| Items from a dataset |
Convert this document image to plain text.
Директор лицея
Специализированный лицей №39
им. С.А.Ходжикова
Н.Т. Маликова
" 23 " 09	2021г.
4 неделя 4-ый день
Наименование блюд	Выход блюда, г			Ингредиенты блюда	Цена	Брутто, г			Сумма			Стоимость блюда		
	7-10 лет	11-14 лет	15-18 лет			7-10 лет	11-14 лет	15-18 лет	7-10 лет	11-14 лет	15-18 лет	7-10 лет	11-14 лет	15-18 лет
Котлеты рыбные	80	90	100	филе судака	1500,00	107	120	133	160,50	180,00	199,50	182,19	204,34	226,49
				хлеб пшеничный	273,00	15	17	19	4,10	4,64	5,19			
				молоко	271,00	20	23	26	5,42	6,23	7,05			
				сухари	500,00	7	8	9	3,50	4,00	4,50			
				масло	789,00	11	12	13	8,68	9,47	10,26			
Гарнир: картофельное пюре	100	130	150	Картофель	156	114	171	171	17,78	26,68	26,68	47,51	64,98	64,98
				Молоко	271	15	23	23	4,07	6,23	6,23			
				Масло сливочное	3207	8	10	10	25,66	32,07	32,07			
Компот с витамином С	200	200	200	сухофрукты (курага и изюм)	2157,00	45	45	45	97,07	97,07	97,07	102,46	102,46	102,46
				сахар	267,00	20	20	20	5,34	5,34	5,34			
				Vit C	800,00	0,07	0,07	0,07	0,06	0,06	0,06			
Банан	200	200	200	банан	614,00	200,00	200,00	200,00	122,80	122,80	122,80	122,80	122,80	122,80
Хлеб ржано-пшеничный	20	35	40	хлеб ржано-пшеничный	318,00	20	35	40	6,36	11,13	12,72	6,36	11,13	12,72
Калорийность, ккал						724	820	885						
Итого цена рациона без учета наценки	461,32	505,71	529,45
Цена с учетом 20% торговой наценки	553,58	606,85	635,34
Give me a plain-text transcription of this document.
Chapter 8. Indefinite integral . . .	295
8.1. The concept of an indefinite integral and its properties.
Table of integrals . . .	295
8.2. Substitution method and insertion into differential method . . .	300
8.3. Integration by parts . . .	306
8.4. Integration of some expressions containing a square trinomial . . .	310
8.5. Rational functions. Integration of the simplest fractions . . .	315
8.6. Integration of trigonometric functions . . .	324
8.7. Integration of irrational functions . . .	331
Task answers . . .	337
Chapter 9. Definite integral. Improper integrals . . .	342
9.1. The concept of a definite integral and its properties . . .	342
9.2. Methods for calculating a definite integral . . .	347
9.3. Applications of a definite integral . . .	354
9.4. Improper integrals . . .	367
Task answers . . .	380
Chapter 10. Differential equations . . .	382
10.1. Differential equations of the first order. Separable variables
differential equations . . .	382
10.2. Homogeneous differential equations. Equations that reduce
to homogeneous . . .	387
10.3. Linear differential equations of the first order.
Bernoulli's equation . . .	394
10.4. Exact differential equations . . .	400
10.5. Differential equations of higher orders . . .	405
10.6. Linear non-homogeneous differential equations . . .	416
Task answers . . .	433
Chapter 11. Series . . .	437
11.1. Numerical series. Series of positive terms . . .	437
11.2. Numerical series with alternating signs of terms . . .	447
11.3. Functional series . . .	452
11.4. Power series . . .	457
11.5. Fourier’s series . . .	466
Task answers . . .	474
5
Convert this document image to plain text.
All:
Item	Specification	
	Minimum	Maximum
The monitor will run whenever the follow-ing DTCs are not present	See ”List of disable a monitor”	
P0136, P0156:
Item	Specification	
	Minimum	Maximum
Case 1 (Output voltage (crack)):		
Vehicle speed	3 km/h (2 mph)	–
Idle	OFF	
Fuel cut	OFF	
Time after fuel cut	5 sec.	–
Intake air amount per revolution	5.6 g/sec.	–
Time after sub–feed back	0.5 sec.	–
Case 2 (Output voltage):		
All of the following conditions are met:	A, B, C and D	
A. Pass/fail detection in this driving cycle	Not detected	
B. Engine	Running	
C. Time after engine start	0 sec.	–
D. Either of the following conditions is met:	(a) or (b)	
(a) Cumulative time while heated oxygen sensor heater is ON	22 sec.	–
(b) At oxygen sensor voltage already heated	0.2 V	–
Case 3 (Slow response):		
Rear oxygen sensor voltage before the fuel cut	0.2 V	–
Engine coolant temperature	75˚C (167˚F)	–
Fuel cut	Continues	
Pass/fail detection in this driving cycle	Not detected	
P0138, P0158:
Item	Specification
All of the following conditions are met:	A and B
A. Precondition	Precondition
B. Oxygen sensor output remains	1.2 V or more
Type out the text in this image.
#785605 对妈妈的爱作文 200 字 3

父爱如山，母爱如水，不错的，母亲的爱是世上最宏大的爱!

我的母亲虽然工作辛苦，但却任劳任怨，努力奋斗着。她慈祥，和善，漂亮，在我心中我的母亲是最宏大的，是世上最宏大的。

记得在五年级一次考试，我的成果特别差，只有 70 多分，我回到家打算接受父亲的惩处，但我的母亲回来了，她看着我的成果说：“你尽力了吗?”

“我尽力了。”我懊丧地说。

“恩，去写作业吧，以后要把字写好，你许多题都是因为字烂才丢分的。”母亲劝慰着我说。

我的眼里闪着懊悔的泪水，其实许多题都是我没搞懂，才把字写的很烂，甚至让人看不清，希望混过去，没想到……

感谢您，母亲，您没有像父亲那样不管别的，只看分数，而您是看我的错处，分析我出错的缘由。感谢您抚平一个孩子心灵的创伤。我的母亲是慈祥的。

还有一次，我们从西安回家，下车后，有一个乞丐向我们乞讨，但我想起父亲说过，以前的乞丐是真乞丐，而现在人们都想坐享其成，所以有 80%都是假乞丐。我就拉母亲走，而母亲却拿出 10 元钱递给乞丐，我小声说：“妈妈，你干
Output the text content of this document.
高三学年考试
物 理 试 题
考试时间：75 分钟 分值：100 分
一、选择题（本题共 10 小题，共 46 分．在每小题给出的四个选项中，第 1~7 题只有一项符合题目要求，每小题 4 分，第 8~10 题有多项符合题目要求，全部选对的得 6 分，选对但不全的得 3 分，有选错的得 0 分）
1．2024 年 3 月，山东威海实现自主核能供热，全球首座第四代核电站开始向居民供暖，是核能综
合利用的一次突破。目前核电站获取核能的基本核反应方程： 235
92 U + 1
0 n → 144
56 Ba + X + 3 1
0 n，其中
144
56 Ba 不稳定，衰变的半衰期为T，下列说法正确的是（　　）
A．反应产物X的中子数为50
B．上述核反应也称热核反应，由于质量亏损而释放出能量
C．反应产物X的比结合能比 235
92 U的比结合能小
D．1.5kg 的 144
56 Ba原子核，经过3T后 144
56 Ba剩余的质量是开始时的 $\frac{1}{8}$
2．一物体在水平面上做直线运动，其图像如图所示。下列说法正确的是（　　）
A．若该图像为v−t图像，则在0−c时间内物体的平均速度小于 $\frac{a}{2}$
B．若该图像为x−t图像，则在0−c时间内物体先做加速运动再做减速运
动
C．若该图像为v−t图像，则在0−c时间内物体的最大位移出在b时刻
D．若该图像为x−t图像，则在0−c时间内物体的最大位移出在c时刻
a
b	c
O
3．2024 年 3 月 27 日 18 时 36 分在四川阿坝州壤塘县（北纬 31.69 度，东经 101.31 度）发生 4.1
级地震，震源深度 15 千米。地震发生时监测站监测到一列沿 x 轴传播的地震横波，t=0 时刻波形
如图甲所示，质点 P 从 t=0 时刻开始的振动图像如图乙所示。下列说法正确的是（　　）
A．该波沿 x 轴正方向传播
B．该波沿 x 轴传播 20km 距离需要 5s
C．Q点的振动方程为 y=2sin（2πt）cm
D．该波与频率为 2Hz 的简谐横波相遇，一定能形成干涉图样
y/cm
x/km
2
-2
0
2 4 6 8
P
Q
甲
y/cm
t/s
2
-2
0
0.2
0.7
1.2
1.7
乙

| Goal |
Give the number of lines in the listing above that contain "наценки", and nothing else.

| Answer |
2